SET EXERCISE
Which lines in the records below contain the word "polygon"? Copy each of them.

--- start of EXERCISE MATERIALS ---

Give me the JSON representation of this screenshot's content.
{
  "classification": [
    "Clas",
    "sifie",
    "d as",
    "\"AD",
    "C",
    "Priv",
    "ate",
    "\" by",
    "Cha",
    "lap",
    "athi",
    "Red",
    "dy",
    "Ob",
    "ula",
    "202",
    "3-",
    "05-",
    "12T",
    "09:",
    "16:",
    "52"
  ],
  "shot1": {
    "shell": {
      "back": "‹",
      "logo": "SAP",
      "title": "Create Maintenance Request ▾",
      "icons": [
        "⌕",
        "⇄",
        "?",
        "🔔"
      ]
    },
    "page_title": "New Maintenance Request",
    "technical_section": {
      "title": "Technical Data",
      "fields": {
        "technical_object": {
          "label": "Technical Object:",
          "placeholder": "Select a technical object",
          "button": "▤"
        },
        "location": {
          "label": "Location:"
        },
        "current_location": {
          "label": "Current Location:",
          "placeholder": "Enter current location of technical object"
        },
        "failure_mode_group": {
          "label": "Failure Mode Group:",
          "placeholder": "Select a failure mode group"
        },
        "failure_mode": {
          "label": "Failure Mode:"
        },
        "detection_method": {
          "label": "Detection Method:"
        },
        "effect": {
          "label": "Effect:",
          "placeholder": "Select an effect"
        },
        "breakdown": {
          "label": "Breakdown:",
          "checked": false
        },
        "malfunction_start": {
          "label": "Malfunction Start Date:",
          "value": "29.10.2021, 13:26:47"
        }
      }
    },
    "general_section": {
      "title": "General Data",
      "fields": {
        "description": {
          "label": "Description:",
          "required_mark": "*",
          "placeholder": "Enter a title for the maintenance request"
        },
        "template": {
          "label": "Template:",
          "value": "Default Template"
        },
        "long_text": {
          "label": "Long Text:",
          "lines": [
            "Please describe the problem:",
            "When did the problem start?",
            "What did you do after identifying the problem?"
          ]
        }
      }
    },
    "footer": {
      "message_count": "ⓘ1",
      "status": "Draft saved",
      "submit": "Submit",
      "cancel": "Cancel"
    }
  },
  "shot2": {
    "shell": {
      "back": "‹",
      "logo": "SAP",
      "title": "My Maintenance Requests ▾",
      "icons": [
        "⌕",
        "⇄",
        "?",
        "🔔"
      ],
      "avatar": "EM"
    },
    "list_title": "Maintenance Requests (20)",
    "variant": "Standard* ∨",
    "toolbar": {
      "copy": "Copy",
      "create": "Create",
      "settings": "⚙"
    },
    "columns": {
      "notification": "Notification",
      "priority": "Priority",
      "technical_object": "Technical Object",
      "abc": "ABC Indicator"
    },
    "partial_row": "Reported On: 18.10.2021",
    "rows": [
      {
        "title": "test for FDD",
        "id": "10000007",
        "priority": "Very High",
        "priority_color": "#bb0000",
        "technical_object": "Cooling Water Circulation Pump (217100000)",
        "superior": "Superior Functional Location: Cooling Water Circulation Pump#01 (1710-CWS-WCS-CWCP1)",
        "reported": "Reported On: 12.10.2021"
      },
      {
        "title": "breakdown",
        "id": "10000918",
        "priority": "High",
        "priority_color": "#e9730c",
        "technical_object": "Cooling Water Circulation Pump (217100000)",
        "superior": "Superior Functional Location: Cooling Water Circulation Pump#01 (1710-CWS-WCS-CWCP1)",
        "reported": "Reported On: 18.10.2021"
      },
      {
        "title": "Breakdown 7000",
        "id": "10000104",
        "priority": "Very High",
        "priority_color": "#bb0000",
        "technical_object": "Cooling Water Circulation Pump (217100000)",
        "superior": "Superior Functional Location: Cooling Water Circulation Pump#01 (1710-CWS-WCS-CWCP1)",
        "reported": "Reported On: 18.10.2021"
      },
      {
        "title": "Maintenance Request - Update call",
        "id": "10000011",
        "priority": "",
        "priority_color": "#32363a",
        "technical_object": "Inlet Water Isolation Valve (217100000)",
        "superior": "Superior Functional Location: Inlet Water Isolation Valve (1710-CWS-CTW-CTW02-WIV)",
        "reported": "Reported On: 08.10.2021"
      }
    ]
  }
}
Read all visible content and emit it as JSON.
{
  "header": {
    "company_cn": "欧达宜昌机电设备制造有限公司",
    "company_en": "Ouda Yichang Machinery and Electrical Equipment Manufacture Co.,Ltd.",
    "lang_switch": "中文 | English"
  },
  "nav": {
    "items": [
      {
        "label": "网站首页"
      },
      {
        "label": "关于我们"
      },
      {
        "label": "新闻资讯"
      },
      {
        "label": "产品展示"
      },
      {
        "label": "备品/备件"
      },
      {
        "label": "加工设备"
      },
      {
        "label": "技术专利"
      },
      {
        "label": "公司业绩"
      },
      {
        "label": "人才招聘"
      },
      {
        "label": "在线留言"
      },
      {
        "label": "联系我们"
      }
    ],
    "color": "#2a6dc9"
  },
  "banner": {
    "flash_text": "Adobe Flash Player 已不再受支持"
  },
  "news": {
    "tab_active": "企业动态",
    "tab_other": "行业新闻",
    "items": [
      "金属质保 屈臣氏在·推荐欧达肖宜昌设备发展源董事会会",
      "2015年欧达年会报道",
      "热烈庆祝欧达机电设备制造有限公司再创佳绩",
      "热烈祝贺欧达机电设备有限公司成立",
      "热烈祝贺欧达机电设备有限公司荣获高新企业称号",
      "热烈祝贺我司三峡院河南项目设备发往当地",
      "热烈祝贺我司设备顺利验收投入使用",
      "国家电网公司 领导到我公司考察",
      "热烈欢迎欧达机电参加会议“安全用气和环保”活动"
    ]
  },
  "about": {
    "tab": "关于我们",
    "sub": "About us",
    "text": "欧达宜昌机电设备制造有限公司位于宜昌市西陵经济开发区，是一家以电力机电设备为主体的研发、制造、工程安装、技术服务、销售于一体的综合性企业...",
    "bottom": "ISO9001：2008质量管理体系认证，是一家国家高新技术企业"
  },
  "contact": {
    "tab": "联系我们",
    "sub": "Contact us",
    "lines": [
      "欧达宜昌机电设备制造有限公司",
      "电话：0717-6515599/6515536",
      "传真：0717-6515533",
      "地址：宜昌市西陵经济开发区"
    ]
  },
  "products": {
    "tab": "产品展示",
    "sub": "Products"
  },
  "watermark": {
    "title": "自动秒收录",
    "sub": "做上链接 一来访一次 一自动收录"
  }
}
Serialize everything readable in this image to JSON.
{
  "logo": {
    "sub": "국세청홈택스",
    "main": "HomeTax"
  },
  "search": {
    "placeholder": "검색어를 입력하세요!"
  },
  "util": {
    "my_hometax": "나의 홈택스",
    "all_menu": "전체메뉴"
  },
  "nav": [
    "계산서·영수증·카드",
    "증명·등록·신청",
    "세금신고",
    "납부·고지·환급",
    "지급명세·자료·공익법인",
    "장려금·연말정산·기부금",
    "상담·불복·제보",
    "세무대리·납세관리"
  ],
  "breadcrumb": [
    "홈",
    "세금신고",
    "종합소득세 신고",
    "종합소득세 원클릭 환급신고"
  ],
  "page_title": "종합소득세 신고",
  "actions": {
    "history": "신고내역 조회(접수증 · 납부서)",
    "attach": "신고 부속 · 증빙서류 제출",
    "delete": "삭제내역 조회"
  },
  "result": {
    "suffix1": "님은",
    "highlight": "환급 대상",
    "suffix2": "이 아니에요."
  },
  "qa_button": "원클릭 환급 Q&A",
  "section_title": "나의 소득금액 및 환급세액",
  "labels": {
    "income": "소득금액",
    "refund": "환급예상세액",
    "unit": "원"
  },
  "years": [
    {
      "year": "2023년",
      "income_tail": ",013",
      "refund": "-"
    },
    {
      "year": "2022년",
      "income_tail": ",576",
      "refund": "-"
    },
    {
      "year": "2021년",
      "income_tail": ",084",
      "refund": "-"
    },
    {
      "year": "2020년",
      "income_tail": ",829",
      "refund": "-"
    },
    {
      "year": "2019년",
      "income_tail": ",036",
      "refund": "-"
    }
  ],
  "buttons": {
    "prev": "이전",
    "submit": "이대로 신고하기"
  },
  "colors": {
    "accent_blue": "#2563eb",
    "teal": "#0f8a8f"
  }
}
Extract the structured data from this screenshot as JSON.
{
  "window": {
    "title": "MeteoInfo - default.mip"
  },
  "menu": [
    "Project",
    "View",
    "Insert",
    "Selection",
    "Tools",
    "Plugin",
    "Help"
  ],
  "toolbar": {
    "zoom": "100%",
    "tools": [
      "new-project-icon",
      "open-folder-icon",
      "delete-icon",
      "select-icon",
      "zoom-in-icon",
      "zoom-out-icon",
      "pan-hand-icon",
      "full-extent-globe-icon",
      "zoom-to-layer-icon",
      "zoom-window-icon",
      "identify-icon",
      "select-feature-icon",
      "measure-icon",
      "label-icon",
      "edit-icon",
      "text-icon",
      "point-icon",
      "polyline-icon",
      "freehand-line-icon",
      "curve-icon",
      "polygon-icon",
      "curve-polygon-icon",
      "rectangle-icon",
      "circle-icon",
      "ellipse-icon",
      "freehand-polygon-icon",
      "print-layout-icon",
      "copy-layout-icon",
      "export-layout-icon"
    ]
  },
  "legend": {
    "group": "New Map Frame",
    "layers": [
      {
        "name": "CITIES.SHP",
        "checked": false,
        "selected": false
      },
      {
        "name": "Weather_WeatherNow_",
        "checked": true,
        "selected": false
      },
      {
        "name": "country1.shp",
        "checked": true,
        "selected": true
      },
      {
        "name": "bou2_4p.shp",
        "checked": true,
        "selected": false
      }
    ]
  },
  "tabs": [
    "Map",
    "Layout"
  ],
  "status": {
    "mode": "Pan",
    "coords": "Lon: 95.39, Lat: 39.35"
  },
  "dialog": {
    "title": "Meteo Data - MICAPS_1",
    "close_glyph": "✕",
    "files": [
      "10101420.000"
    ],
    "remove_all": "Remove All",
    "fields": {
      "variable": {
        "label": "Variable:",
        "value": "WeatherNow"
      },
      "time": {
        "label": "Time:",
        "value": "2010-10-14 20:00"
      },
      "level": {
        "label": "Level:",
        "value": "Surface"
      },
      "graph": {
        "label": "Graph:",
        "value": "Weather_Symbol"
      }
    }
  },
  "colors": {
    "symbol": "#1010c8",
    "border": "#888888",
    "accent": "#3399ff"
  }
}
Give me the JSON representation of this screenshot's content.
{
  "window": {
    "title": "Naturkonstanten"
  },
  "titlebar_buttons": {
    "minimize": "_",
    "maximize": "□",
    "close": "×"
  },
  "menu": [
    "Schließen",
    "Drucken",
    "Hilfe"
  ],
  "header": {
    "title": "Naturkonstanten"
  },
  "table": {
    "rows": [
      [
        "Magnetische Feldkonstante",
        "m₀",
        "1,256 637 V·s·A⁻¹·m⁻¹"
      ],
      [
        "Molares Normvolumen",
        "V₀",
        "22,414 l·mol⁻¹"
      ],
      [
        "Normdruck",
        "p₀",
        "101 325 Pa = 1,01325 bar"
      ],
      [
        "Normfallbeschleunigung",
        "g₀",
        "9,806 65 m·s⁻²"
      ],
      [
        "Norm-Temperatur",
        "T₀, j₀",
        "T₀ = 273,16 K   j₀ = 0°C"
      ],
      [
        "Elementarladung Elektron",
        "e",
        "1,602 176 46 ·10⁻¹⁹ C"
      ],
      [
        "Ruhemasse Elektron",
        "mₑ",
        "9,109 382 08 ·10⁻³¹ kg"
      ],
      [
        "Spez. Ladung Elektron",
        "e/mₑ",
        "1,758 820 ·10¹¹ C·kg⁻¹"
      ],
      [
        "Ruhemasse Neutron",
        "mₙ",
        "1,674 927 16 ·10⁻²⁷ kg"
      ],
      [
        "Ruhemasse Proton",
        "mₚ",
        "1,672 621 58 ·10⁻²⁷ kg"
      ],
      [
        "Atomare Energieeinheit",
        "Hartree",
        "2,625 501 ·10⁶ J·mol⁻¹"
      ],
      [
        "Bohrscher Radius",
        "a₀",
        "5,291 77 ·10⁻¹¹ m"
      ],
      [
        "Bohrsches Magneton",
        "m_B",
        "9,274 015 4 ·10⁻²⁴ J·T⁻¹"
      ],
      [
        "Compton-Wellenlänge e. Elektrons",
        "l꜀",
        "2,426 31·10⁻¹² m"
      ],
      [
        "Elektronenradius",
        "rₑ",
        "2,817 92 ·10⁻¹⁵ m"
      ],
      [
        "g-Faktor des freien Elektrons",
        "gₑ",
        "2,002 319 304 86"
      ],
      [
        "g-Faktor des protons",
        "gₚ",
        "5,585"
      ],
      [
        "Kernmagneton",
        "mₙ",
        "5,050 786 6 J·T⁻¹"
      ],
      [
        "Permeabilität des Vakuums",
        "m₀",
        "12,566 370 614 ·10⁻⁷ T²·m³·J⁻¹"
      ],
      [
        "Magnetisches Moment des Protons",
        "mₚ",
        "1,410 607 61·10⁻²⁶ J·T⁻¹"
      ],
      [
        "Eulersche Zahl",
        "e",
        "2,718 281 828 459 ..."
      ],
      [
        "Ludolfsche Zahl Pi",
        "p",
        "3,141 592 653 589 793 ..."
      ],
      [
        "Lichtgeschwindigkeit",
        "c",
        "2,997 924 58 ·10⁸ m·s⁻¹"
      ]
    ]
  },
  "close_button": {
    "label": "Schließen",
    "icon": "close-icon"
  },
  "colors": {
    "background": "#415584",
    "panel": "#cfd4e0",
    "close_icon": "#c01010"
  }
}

--- end of EXERCISE MATERIALS ---

ANSWER TO THIS TASK
      "polygon-icon",
      "curve-polygon-icon",
      "freehand-polygon-icon",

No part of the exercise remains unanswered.